▶ **Objective**
State how many lines of the entries hold the string "this", and nothing more.

● ● ● ●

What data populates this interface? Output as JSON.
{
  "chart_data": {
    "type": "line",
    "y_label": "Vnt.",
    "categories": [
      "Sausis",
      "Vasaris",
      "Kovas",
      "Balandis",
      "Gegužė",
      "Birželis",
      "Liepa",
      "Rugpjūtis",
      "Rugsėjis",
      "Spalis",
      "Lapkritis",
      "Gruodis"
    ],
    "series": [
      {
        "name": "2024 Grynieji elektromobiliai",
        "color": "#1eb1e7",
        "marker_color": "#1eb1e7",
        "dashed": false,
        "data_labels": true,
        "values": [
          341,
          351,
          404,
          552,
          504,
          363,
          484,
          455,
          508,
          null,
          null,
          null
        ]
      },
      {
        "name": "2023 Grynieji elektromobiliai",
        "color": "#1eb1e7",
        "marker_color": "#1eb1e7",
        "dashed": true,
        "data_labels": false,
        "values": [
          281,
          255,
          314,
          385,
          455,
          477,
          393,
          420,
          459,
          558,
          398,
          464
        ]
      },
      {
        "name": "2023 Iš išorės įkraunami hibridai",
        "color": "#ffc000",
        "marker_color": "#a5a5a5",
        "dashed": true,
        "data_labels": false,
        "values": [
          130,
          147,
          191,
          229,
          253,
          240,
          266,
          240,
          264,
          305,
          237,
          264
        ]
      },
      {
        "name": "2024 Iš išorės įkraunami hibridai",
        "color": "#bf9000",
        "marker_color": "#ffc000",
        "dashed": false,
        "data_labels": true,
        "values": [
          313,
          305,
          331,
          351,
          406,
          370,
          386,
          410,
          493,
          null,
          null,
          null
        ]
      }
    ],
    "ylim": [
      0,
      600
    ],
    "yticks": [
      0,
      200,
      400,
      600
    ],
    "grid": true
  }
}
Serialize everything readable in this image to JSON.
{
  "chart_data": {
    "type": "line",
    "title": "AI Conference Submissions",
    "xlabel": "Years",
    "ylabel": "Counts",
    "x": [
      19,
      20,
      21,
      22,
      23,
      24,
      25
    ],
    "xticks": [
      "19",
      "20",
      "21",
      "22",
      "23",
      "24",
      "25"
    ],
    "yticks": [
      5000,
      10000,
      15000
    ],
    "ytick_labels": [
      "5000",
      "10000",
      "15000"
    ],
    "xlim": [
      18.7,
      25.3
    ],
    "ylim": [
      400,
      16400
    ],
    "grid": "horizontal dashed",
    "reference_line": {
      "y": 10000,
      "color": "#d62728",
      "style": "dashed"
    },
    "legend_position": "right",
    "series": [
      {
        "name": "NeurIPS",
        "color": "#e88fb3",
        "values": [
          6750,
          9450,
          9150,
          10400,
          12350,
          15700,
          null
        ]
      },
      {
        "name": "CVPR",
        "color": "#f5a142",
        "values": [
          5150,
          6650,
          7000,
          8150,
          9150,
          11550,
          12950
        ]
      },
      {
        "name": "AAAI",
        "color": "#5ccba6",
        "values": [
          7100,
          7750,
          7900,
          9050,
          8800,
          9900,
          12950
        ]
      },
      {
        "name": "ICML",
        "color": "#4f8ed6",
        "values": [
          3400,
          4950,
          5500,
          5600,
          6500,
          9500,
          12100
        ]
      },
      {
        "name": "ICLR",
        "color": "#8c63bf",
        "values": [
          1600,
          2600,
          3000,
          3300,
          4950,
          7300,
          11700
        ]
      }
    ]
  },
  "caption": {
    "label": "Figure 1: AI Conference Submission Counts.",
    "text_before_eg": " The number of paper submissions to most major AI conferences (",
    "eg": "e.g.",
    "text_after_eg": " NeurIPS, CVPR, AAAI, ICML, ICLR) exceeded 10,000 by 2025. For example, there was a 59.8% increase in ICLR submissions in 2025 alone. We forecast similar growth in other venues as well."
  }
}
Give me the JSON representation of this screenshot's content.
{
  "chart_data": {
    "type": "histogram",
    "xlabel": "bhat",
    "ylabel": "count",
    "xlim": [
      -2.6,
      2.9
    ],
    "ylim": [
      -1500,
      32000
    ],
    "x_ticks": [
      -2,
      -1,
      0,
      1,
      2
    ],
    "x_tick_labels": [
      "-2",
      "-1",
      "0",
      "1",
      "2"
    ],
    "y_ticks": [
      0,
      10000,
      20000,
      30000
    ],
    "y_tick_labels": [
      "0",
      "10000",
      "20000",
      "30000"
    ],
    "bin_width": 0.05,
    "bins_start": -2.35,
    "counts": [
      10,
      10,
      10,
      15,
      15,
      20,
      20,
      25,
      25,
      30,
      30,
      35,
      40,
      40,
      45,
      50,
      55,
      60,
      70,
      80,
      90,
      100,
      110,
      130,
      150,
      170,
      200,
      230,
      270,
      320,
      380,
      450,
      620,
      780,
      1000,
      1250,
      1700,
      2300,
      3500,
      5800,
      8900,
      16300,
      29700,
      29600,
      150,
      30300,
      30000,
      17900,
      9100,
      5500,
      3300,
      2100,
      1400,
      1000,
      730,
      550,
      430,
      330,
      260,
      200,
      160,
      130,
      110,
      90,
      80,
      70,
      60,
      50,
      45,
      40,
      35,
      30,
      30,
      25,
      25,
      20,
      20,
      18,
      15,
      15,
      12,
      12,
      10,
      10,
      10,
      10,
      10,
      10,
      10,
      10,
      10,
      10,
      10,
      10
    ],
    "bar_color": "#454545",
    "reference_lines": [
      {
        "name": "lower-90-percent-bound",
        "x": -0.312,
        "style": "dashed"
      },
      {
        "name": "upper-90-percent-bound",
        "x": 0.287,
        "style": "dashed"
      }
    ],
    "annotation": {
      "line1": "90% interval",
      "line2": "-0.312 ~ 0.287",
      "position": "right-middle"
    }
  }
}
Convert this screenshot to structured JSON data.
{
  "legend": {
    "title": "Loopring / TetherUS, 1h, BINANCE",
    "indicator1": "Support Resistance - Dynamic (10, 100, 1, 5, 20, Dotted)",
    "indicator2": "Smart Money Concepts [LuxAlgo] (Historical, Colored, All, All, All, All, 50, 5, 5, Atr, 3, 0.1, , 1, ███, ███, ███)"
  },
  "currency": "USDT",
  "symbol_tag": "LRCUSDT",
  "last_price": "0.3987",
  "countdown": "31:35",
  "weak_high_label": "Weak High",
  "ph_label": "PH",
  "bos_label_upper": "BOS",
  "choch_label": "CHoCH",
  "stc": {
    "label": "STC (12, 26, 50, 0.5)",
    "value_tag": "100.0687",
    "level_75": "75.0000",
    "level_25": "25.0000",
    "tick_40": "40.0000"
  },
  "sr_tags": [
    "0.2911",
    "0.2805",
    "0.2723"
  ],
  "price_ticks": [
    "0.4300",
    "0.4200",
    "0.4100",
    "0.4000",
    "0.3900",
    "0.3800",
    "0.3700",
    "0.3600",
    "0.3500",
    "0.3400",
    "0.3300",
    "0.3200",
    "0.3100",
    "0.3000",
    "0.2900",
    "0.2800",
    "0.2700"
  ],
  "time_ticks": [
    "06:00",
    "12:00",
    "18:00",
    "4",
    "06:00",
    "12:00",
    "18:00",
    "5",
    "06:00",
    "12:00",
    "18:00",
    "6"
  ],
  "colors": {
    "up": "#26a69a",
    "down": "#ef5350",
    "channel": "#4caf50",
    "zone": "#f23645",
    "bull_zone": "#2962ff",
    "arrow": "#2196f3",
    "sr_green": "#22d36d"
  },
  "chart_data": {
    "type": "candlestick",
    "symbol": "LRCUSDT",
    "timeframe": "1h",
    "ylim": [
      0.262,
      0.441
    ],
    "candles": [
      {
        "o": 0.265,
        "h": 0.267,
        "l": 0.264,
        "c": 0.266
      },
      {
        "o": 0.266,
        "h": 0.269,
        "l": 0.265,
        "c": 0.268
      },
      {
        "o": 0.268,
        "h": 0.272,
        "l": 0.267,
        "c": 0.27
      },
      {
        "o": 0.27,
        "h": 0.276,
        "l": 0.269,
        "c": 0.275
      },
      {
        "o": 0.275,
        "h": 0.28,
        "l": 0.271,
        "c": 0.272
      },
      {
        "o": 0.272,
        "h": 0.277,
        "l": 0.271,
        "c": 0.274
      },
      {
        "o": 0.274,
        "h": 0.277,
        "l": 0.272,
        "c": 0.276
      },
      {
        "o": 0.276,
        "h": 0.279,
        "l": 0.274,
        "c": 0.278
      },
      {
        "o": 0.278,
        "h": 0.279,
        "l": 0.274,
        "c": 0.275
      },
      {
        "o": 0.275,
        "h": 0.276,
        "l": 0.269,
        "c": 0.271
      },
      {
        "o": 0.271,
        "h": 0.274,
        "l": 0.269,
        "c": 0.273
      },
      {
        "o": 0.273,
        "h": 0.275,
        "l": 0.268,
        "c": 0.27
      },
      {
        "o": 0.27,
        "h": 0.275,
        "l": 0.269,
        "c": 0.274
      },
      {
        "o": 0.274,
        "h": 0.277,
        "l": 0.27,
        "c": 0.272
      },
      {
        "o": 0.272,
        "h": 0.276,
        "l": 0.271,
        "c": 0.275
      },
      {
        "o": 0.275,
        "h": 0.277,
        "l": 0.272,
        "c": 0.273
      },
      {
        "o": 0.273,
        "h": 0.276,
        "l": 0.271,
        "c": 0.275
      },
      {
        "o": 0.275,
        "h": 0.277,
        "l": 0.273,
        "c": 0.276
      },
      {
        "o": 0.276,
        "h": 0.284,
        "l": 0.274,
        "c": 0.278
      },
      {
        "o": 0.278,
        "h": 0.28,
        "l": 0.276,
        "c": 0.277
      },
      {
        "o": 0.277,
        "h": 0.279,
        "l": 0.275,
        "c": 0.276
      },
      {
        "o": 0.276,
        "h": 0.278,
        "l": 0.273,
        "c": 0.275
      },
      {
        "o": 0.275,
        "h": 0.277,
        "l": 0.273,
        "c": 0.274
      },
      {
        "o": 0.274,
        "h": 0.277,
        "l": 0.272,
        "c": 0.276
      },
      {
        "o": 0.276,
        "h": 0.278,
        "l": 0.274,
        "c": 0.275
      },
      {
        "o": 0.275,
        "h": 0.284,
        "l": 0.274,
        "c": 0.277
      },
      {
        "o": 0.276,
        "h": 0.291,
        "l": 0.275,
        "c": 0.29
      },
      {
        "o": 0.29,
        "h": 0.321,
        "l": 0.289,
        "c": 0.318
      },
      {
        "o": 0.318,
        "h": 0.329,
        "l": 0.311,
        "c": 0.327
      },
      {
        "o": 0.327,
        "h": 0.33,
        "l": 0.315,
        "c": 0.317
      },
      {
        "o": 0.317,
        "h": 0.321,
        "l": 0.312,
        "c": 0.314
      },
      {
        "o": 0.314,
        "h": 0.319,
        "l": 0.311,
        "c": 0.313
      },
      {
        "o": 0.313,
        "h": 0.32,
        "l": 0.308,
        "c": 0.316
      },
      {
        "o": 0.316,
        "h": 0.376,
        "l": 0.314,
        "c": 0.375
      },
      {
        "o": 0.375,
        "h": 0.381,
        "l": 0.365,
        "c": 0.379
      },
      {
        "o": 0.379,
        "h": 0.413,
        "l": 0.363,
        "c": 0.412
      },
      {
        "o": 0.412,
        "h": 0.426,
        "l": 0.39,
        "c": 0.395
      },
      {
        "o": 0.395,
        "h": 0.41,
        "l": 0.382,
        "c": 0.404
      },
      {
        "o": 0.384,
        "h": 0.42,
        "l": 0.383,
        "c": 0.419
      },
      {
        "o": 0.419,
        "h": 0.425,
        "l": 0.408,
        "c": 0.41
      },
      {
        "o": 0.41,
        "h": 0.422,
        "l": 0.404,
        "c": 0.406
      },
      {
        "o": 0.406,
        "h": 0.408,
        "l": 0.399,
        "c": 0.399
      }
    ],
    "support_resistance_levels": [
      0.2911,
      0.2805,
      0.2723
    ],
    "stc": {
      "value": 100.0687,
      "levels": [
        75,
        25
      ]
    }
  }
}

● ● ● ●

▶ **Right answer**
4